EXERCISE DETAILS: Copy exactly the stretch of lines from the one holding "What's the underlying" through the last line of the data below, inclusive. Leave out pictures.

[Extracts from a graphics dataset]
--------------------

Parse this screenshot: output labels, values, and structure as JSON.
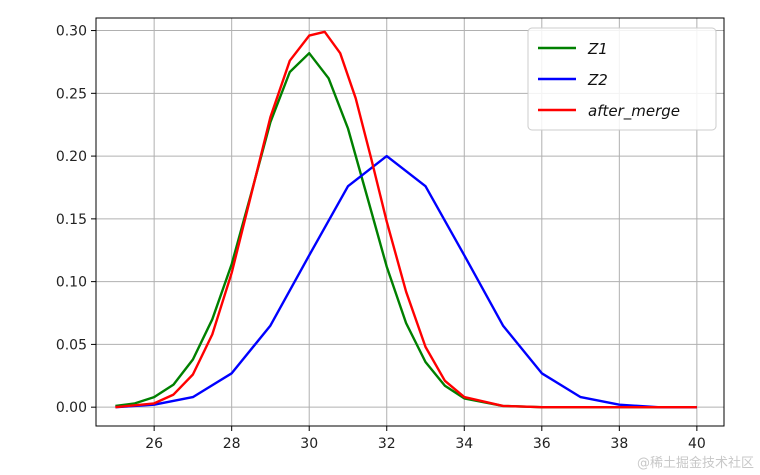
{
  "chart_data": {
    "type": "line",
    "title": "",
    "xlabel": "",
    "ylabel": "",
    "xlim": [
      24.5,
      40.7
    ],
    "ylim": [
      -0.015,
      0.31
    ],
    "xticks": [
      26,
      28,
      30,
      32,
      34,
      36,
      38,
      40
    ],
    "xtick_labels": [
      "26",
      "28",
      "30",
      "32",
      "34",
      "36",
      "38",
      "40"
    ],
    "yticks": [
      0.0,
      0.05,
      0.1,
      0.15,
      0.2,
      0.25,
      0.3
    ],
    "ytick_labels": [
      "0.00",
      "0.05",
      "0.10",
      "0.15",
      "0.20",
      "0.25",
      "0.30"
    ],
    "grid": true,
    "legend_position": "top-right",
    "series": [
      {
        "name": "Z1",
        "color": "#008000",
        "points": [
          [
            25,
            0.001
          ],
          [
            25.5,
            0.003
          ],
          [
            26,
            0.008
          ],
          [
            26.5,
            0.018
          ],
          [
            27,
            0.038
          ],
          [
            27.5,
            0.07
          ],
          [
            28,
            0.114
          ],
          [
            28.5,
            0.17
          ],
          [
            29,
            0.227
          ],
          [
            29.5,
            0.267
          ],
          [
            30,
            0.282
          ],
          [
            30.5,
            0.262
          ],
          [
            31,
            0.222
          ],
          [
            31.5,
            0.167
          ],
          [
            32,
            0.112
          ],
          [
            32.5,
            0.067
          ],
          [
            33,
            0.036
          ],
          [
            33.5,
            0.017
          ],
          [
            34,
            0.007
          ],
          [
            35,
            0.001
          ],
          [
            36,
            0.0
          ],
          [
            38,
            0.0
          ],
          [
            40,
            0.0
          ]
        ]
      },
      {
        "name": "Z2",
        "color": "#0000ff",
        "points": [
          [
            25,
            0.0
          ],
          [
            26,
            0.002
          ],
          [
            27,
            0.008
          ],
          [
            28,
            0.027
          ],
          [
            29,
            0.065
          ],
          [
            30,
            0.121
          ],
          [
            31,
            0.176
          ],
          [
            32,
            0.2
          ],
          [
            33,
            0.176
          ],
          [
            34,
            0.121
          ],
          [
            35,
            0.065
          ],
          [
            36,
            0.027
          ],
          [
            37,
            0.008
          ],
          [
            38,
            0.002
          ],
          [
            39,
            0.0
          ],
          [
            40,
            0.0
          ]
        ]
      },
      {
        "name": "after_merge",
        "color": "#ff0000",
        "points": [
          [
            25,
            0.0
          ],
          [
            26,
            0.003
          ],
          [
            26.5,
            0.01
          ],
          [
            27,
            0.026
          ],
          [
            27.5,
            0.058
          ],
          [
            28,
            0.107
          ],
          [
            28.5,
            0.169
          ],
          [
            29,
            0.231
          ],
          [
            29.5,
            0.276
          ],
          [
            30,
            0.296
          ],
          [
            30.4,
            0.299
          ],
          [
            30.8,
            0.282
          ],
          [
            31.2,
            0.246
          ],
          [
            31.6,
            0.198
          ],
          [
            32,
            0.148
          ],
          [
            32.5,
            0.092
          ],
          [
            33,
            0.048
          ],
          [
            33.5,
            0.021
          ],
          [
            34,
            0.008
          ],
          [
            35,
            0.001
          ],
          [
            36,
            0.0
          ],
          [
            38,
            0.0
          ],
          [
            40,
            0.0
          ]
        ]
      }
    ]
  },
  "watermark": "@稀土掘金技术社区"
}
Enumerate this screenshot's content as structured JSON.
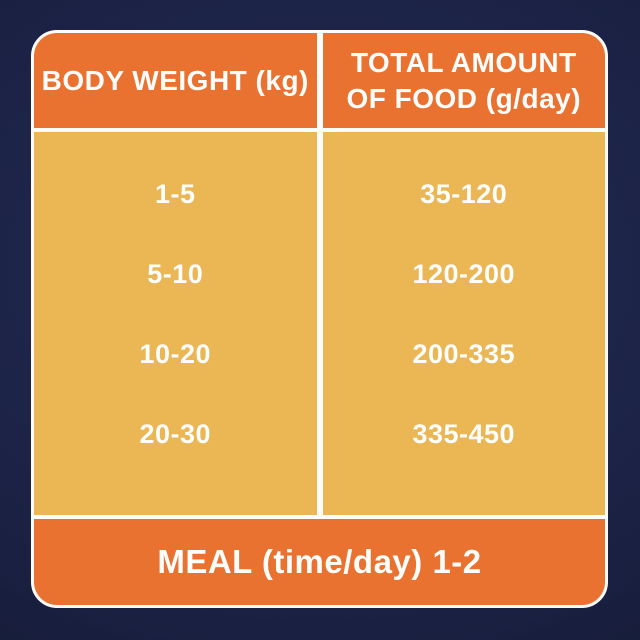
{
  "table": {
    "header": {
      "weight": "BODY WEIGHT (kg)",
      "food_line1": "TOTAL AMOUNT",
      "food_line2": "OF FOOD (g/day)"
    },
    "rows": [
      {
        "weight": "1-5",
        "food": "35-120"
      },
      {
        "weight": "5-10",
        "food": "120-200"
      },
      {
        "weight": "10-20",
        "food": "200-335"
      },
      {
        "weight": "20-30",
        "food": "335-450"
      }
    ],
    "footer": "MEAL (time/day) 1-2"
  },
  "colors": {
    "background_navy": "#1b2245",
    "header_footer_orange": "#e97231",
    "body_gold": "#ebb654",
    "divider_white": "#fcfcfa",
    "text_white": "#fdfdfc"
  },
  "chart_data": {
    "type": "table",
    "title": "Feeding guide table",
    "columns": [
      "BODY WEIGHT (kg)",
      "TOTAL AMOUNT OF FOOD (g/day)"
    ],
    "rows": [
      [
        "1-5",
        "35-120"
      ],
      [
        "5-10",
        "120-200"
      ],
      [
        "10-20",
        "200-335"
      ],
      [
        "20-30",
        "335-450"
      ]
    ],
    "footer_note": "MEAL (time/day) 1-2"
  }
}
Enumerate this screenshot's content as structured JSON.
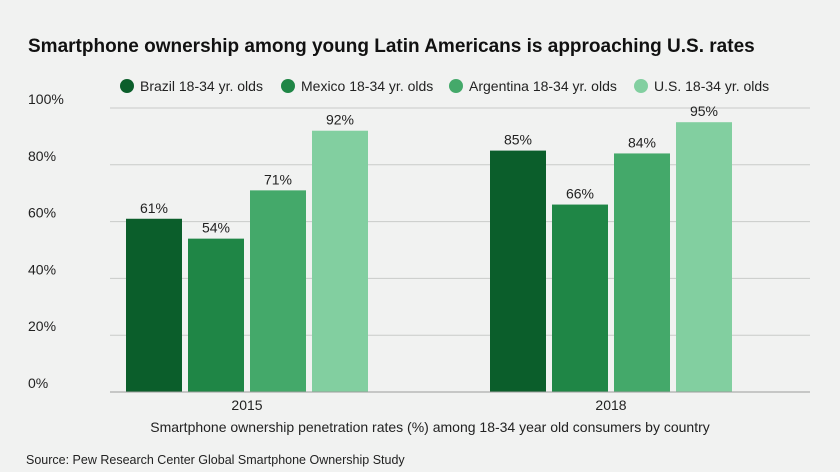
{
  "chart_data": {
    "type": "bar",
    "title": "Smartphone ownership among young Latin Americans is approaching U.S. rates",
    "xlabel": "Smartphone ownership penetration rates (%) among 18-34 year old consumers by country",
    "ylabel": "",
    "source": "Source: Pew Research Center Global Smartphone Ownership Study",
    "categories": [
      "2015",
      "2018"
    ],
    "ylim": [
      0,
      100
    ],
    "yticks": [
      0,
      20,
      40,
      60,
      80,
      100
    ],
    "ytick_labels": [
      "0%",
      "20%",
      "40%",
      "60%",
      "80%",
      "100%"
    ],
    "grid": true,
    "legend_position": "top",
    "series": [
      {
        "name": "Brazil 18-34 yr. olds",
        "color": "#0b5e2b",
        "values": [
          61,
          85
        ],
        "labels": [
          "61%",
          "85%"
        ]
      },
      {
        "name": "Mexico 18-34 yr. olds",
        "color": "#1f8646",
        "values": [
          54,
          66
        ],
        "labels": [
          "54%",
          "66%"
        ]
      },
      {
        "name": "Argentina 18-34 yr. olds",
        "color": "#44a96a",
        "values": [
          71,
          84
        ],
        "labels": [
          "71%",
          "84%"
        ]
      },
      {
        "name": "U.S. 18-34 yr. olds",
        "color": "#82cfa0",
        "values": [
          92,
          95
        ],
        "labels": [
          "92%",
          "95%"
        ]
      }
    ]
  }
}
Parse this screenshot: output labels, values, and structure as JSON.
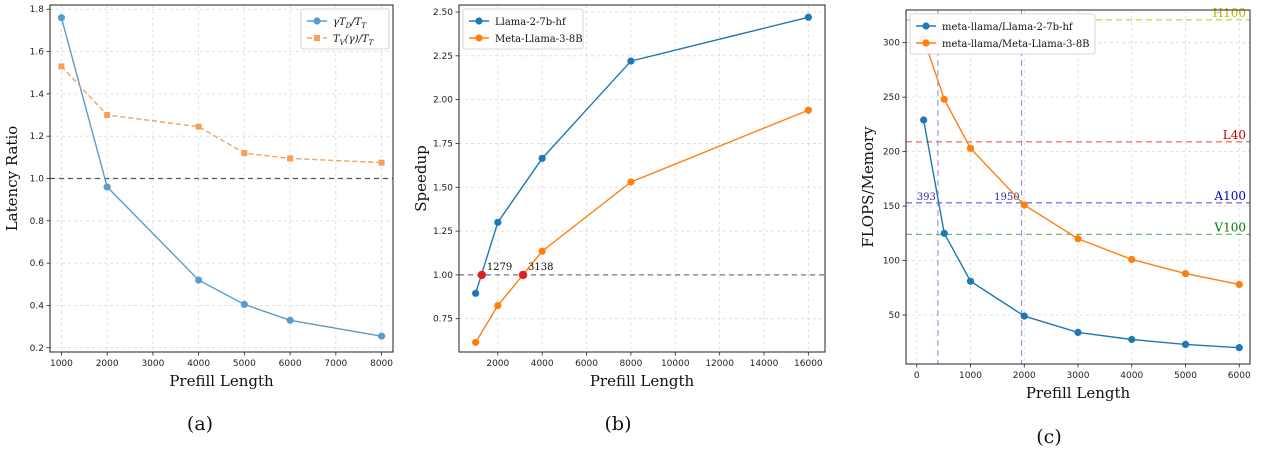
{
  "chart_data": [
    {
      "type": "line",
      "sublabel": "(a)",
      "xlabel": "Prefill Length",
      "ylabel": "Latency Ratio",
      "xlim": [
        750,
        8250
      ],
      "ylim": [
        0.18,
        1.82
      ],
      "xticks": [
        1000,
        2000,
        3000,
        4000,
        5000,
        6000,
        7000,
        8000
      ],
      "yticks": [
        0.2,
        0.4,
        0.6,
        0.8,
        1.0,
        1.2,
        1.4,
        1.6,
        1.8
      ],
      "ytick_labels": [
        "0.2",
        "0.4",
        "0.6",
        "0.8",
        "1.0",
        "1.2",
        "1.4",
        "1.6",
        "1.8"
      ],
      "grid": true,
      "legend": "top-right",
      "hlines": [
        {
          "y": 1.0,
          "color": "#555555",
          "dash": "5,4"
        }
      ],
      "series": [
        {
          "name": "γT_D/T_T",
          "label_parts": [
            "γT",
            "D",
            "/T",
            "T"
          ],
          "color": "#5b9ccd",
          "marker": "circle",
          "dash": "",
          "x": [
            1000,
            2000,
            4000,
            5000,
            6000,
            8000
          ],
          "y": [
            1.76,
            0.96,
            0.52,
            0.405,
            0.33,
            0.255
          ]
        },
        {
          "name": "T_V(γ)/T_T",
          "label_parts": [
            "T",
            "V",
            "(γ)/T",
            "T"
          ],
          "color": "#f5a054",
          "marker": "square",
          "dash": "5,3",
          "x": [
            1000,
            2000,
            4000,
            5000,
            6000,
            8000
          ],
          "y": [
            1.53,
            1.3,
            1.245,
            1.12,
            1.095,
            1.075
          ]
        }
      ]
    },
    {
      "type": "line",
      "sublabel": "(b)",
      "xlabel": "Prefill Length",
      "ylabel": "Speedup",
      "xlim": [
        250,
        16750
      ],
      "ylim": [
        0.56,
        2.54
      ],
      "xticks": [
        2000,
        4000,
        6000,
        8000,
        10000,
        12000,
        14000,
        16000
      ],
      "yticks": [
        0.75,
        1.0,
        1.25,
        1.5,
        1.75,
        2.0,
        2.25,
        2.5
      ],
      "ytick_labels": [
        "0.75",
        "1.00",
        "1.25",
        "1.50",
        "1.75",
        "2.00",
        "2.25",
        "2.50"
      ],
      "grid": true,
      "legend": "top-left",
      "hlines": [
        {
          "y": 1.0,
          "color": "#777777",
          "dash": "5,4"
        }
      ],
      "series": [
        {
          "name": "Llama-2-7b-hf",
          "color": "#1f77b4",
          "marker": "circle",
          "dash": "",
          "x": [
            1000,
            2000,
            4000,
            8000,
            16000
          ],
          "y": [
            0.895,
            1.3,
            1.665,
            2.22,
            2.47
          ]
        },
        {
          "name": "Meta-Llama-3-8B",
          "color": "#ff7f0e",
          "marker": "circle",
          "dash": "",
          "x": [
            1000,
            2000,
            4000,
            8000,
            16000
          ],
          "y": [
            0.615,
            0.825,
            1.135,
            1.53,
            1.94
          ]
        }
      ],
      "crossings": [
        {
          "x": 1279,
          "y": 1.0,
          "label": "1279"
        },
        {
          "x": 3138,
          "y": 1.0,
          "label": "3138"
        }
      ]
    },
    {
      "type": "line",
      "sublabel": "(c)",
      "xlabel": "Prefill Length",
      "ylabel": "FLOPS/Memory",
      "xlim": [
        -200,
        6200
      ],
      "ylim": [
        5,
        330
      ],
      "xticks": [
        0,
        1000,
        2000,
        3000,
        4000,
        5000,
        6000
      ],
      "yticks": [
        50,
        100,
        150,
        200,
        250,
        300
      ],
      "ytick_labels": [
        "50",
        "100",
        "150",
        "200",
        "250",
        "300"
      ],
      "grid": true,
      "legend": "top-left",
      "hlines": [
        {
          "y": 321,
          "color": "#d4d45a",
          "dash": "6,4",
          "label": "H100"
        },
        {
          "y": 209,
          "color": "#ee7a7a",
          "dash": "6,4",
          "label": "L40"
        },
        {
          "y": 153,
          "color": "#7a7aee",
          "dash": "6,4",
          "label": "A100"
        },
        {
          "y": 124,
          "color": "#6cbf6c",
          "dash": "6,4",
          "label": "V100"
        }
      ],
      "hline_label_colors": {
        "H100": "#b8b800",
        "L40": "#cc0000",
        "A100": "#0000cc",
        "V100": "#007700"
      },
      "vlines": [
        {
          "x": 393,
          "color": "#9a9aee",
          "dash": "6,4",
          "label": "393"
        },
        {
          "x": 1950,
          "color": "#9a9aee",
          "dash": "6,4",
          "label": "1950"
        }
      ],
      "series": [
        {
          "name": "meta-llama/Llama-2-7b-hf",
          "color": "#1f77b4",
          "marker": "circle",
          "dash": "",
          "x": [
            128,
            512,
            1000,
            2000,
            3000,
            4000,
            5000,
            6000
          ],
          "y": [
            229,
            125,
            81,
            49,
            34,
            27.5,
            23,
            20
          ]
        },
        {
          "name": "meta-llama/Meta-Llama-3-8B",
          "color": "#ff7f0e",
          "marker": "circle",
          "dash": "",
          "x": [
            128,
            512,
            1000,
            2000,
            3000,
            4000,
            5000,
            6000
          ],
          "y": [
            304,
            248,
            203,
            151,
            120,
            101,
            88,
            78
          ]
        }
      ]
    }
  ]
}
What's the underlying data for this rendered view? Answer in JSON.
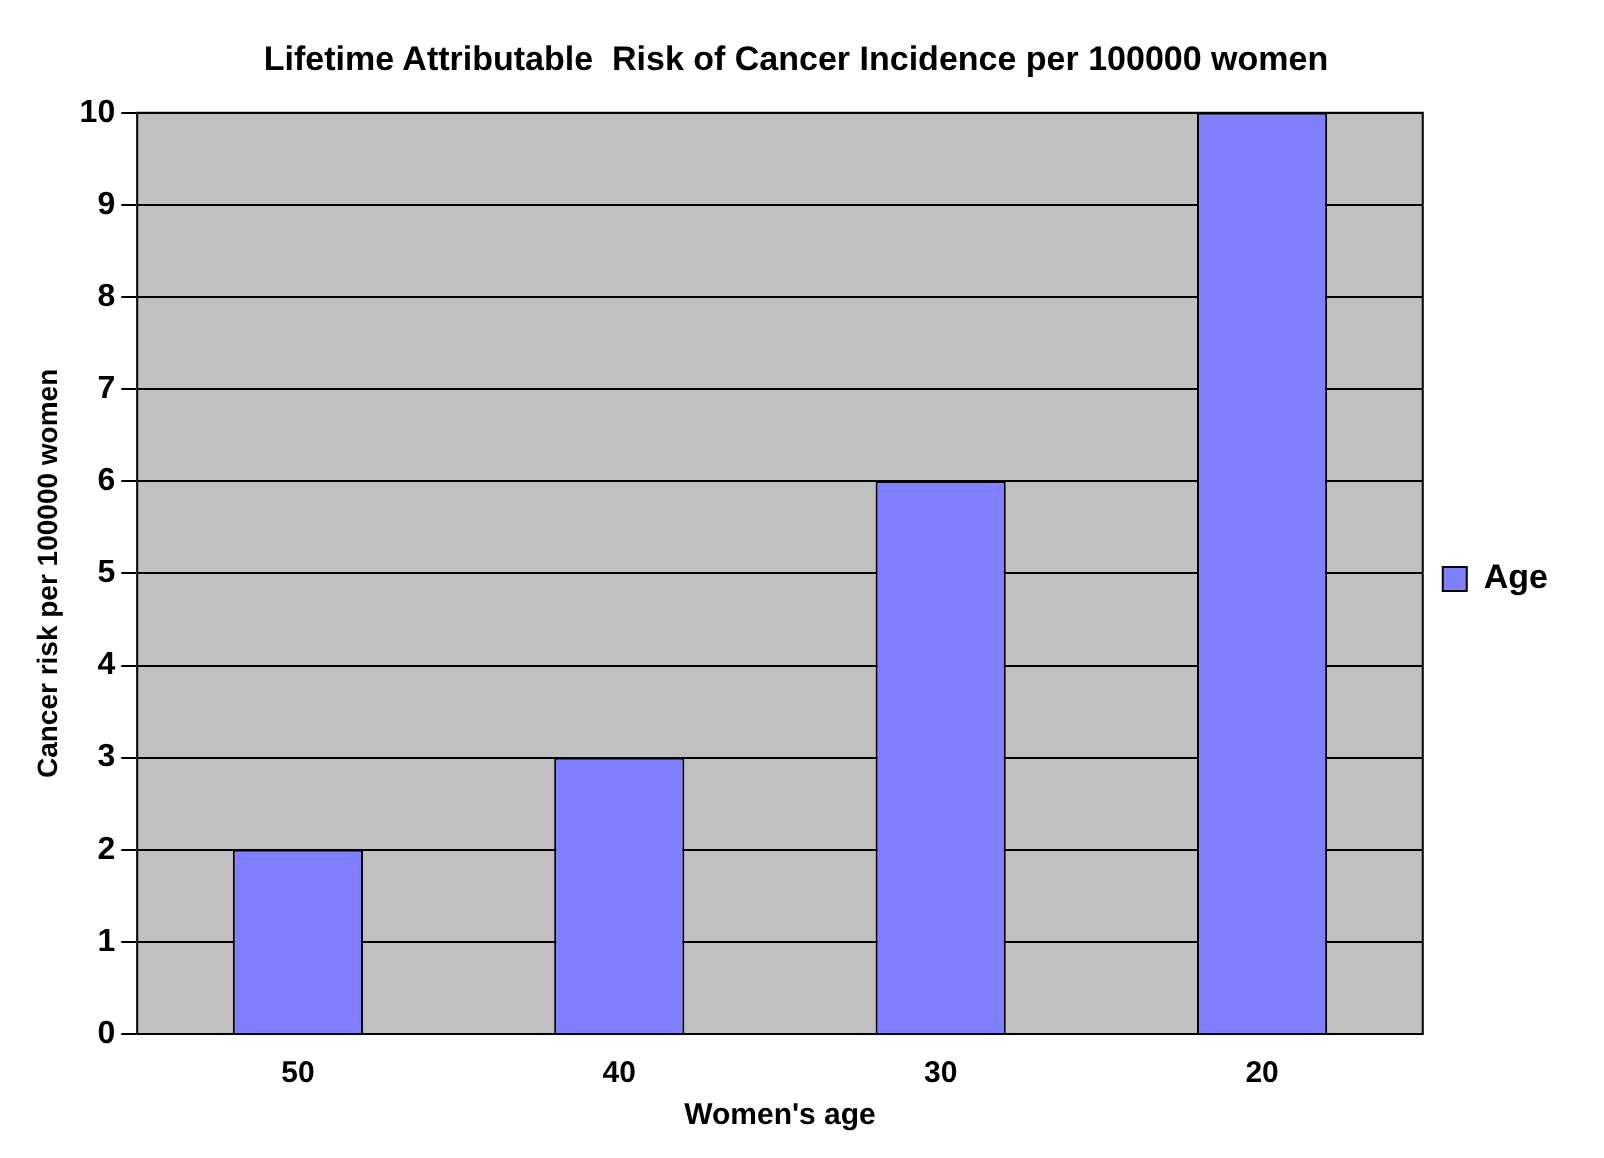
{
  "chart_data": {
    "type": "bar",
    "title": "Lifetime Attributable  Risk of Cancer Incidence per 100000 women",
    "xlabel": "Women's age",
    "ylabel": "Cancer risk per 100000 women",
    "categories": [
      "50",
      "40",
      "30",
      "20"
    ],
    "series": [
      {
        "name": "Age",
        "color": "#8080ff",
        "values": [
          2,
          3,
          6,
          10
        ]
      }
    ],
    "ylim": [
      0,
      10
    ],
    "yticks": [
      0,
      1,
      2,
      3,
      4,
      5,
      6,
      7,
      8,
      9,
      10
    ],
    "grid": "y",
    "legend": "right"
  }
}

--------------------

RESPONSE TO THIS EXERCISE:
What's the underlying data for this rendered view? Answer in JSON.
{
  "chart_data": {
    "type": "bar",
    "title": "Lifetime Attributable  Risk of Cancer Incidence per 100000 women",
    "xlabel": "Women's age",
    "ylabel": "Cancer risk per 100000 women",
    "categories": [
      "50",
      "40",
      "30",
      "20"
    ],
    "series": [
      {
        "name": "Age",
        "color": "#8080ff",
        "values": [
          2,
          3,
          6,
          10
        ]
      }
    ],
    "ylim": [
      0,
      10
    ],
    "yticks": [
      0,
      1,
      2,
      3,
      4,
      5,
      6,
      7,
      8,
      9,
      10
    ],
    "grid": "y",
    "legend": "right"
  }
}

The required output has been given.